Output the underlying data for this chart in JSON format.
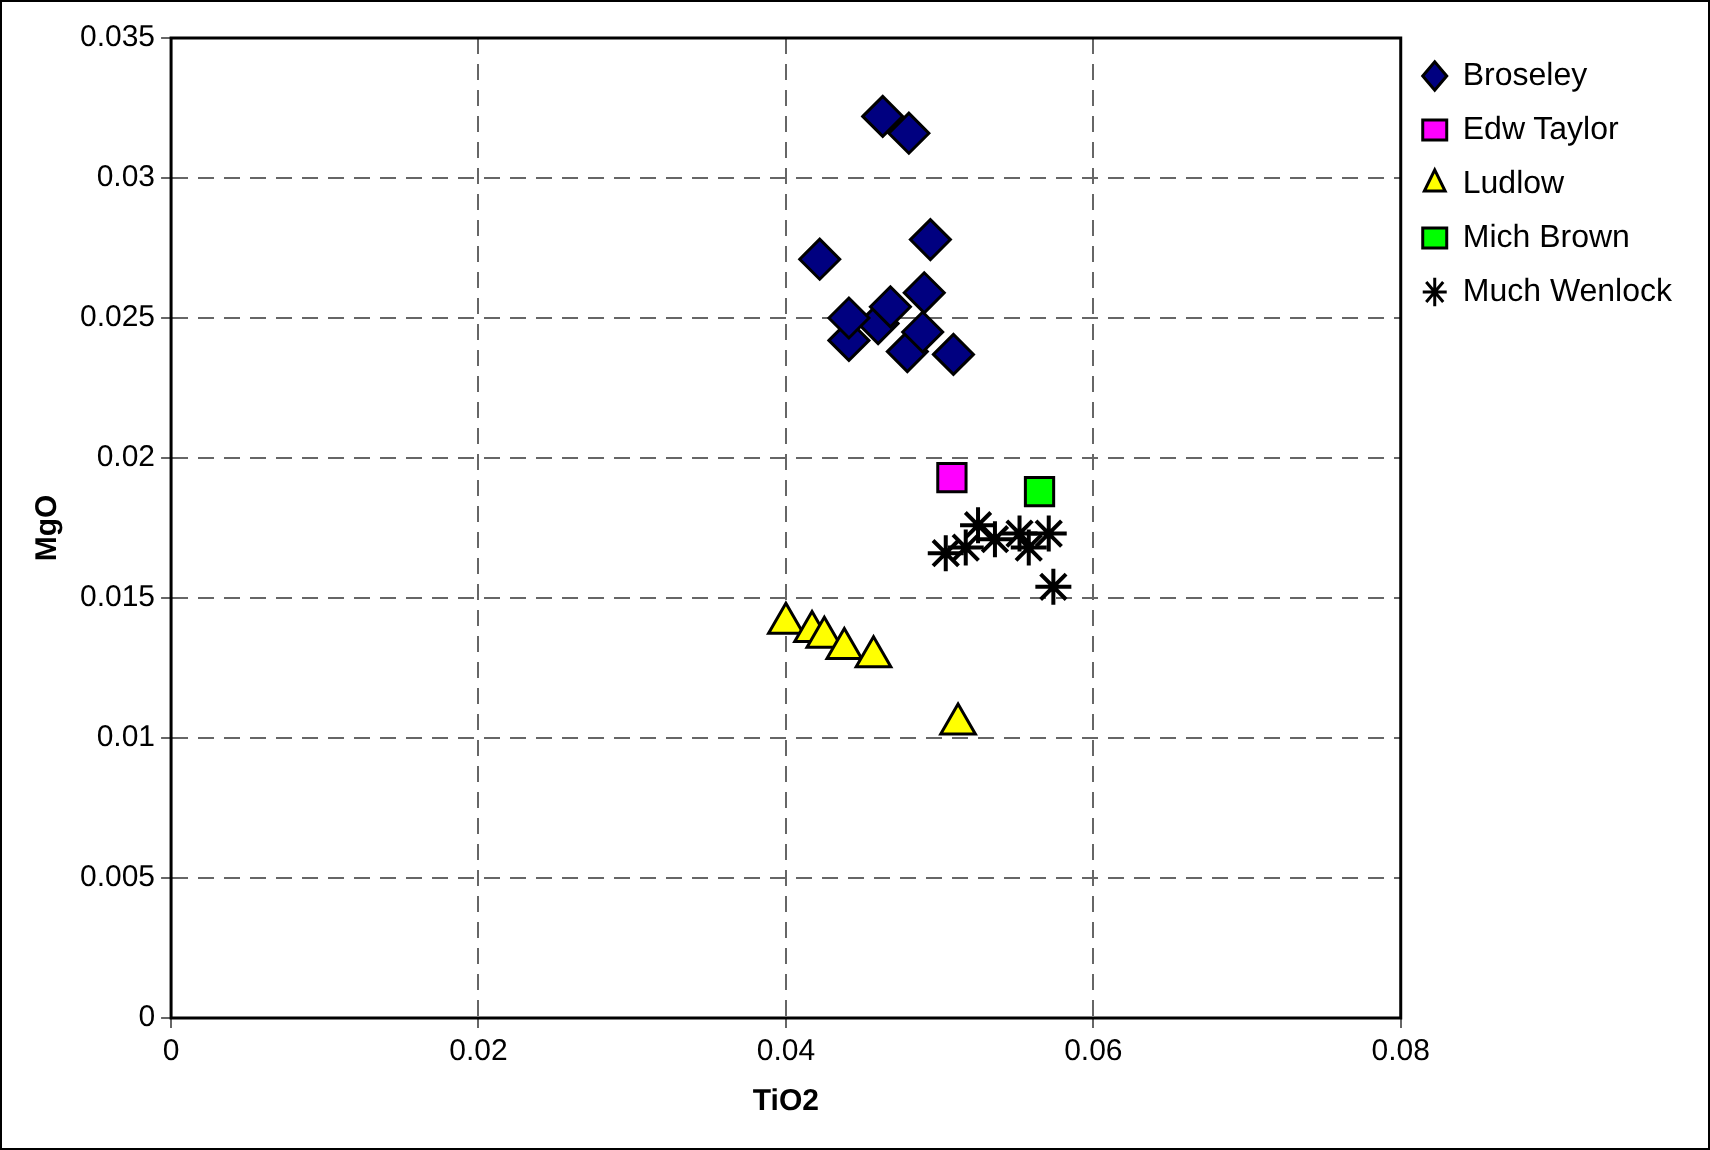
{
  "chart_data": {
    "type": "scatter",
    "xlabel": "TiO2",
    "ylabel": "MgO",
    "xlim": [
      0,
      0.08
    ],
    "xticks": [
      0,
      0.02,
      0.04,
      0.06,
      0.08
    ],
    "ylim": [
      0,
      0.035
    ],
    "yticks": [
      0,
      0.005,
      0.01,
      0.015,
      0.02,
      0.025,
      0.03,
      0.035
    ],
    "grid": true,
    "legend": "top right",
    "series": [
      {
        "name": "Broseley",
        "color": "#000080",
        "marker": "diamond",
        "x": [
          0.0463,
          0.048,
          0.0422,
          0.0494,
          0.0441,
          0.0479,
          0.0509,
          0.0489,
          0.046,
          0.0441,
          0.049,
          0.0468
        ],
        "values": [
          0.0322,
          0.0316,
          0.0271,
          0.0278,
          0.0242,
          0.0238,
          0.0237,
          0.0245,
          0.0248,
          0.025,
          0.0259,
          0.0254
        ]
      },
      {
        "name": "Edw Taylor",
        "color": "#ff00ff",
        "marker": "square",
        "x": [
          0.0508
        ],
        "values": [
          0.0193
        ]
      },
      {
        "name": "Ludlow",
        "color": "#ffff00",
        "marker": "triangle",
        "x": [
          0.04,
          0.0417,
          0.0425,
          0.0438,
          0.0457,
          0.0512
        ],
        "values": [
          0.0141,
          0.0138,
          0.0136,
          0.0132,
          0.0129,
          0.0105
        ]
      },
      {
        "name": "Mich Brown",
        "color": "#00ff00",
        "marker": "square",
        "x": [
          0.0565
        ],
        "values": [
          0.0188
        ]
      },
      {
        "name": "Much Wenlock",
        "color": "#000000",
        "marker": "cross",
        "x": [
          0.0525,
          0.0517,
          0.0536,
          0.0552,
          0.0571,
          0.0574,
          0.0558,
          0.0504
        ],
        "values": [
          0.0176,
          0.0168,
          0.0171,
          0.0173,
          0.0173,
          0.0154,
          0.0168,
          0.0166
        ]
      }
    ]
  }
}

....

*Stated task*: Say how many lines above contain the string "name". Answer with the number only.

*Exercise solution*: 5